What you are asked to do:
Count lines, not occurrences: report how many lines in the records hold the string "大小规格", and nothing else.

Extracted records:

[start]

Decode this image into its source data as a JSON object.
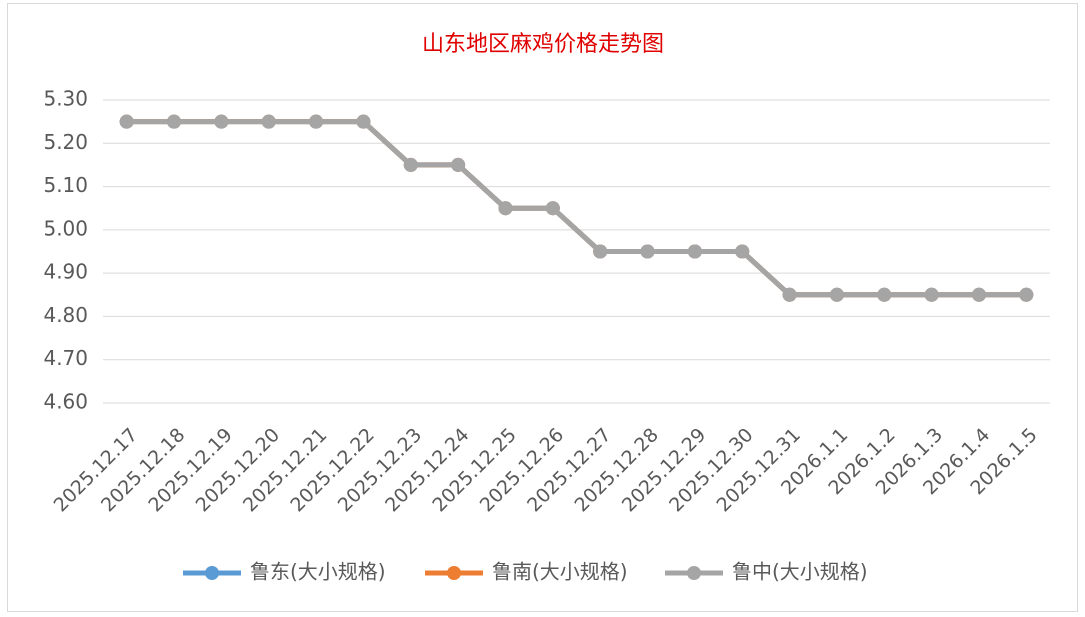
{
  "chart_data": {
    "type": "line",
    "title": "山东地区麻鸡价格走势图",
    "categories": [
      "2025.12.17",
      "2025.12.18",
      "2025.12.19",
      "2025.12.20",
      "2025.12.21",
      "2025.12.22",
      "2025.12.23",
      "2025.12.24",
      "2025.12.25",
      "2025.12.26",
      "2025.12.27",
      "2025.12.28",
      "2025.12.29",
      "2025.12.30",
      "2025.12.31",
      "2026.1.1",
      "2026.1.2",
      "2026.1.3",
      "2026.1.4",
      "2026.1.5"
    ],
    "series": [
      {
        "name": "鲁东(大小规格)",
        "color": "#5b9bd5",
        "values": [
          5.25,
          5.25,
          5.25,
          5.25,
          5.25,
          5.25,
          5.15,
          5.15,
          5.05,
          5.05,
          4.95,
          4.95,
          4.95,
          4.95,
          4.85,
          4.85,
          4.85,
          4.85,
          4.85,
          4.85
        ]
      },
      {
        "name": "鲁南(大小规格)",
        "color": "#ed7d31",
        "values": [
          5.25,
          5.25,
          5.25,
          5.25,
          5.25,
          5.25,
          5.15,
          5.15,
          5.05,
          5.05,
          4.95,
          4.95,
          4.95,
          4.95,
          4.85,
          4.85,
          4.85,
          4.85,
          4.85,
          4.85
        ]
      },
      {
        "name": "鲁中(大小规格)",
        "color": "#a5a5a5",
        "values": [
          5.25,
          5.25,
          5.25,
          5.25,
          5.25,
          5.25,
          5.15,
          5.15,
          5.05,
          5.05,
          4.95,
          4.95,
          4.95,
          4.95,
          4.85,
          4.85,
          4.85,
          4.85,
          4.85,
          4.85
        ]
      }
    ],
    "ylim": [
      4.6,
      5.3
    ],
    "yticks": [
      {
        "value": 4.6,
        "label": "4.60"
      },
      {
        "value": 4.7,
        "label": "4.70"
      },
      {
        "value": 4.8,
        "label": "4.80"
      },
      {
        "value": 4.9,
        "label": "4.90"
      },
      {
        "value": 5.0,
        "label": "5.00"
      },
      {
        "value": 5.1,
        "label": "5.10"
      },
      {
        "value": 5.2,
        "label": "5.20"
      },
      {
        "value": 5.3,
        "label": "5.30"
      }
    ],
    "grid": true,
    "legend": "bottom"
  }
}
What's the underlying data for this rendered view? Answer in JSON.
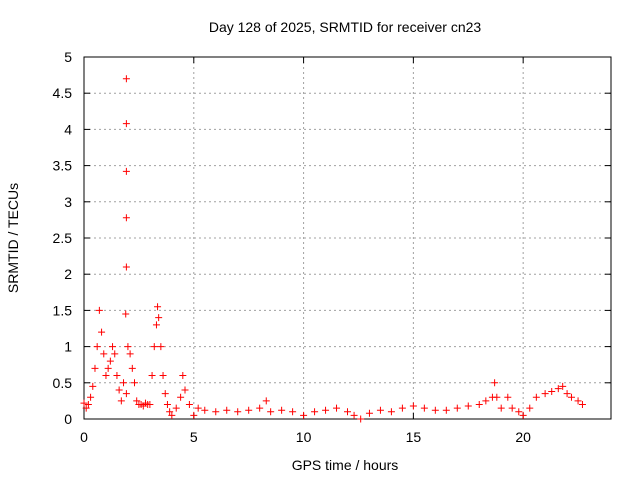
{
  "chart_data": {
    "type": "scatter",
    "title": "Day 128 of 2025, SRMTID for receiver cn23",
    "xlabel": "GPS time / hours",
    "ylabel": "SRMTID / TECUs",
    "xlim": [
      0,
      24
    ],
    "ylim": [
      0,
      5
    ],
    "x_ticks": [
      "0",
      "5",
      "10",
      "15",
      "20"
    ],
    "y_ticks": [
      "0",
      "0.5",
      "1",
      "1.5",
      "2",
      "2.5",
      "3",
      "3.5",
      "4",
      "4.5",
      "5"
    ],
    "marker": "plus",
    "grid": true,
    "colors": {
      "series": "#ff0000",
      "grid": "#a0a0a0",
      "axes": "#000000"
    },
    "series": [
      {
        "name": "SRMTID",
        "x": [
          0.0,
          0.1,
          0.2,
          0.3,
          0.4,
          0.5,
          0.6,
          0.7,
          0.8,
          0.9,
          1.0,
          1.1,
          1.2,
          1.3,
          1.4,
          1.5,
          1.6,
          1.7,
          1.8,
          1.9,
          1.93,
          1.93,
          1.93,
          1.93,
          1.93,
          1.93,
          2.0,
          2.1,
          2.2,
          2.3,
          2.4,
          2.5,
          2.6,
          2.7,
          2.8,
          2.9,
          3.0,
          3.1,
          3.2,
          3.3,
          3.35,
          3.4,
          3.5,
          3.6,
          3.7,
          3.8,
          3.9,
          4.0,
          4.2,
          4.4,
          4.5,
          4.6,
          4.8,
          5.0,
          5.2,
          5.5,
          6.0,
          6.5,
          7.0,
          7.5,
          8.0,
          8.3,
          8.5,
          9.0,
          9.5,
          10.0,
          10.5,
          11.0,
          11.5,
          12.0,
          12.3,
          12.6,
          13.0,
          13.5,
          14.0,
          14.5,
          15.0,
          15.5,
          16.0,
          16.5,
          17.0,
          17.5,
          18.0,
          18.3,
          18.6,
          18.7,
          18.8,
          19.0,
          19.3,
          19.5,
          19.8,
          20.0,
          20.3,
          20.6,
          21.0,
          21.3,
          21.6,
          21.8,
          22.0,
          22.2,
          22.5,
          22.7
        ],
        "y": [
          0.22,
          0.15,
          0.2,
          0.3,
          0.45,
          0.7,
          1.0,
          1.5,
          1.2,
          0.9,
          0.6,
          0.7,
          0.8,
          1.0,
          0.9,
          0.6,
          0.4,
          0.25,
          0.5,
          1.45,
          2.1,
          2.78,
          3.42,
          4.08,
          4.7,
          0.35,
          1.0,
          0.9,
          0.7,
          0.5,
          0.25,
          0.2,
          0.2,
          0.18,
          0.22,
          0.2,
          0.2,
          0.6,
          1.0,
          1.3,
          1.55,
          1.4,
          1.0,
          0.6,
          0.35,
          0.2,
          0.1,
          0.05,
          0.15,
          0.3,
          0.6,
          0.4,
          0.2,
          0.05,
          0.15,
          0.12,
          0.1,
          0.12,
          0.1,
          0.12,
          0.15,
          0.25,
          0.1,
          0.12,
          0.1,
          0.05,
          0.1,
          0.12,
          0.15,
          0.1,
          0.05,
          0.0,
          0.08,
          0.12,
          0.1,
          0.15,
          0.18,
          0.15,
          0.12,
          0.12,
          0.15,
          0.18,
          0.2,
          0.25,
          0.3,
          0.5,
          0.3,
          0.15,
          0.3,
          0.15,
          0.1,
          0.05,
          0.15,
          0.3,
          0.35,
          0.38,
          0.42,
          0.45,
          0.35,
          0.3,
          0.25,
          0.2
        ]
      }
    ]
  }
}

[end]

Full solution:
3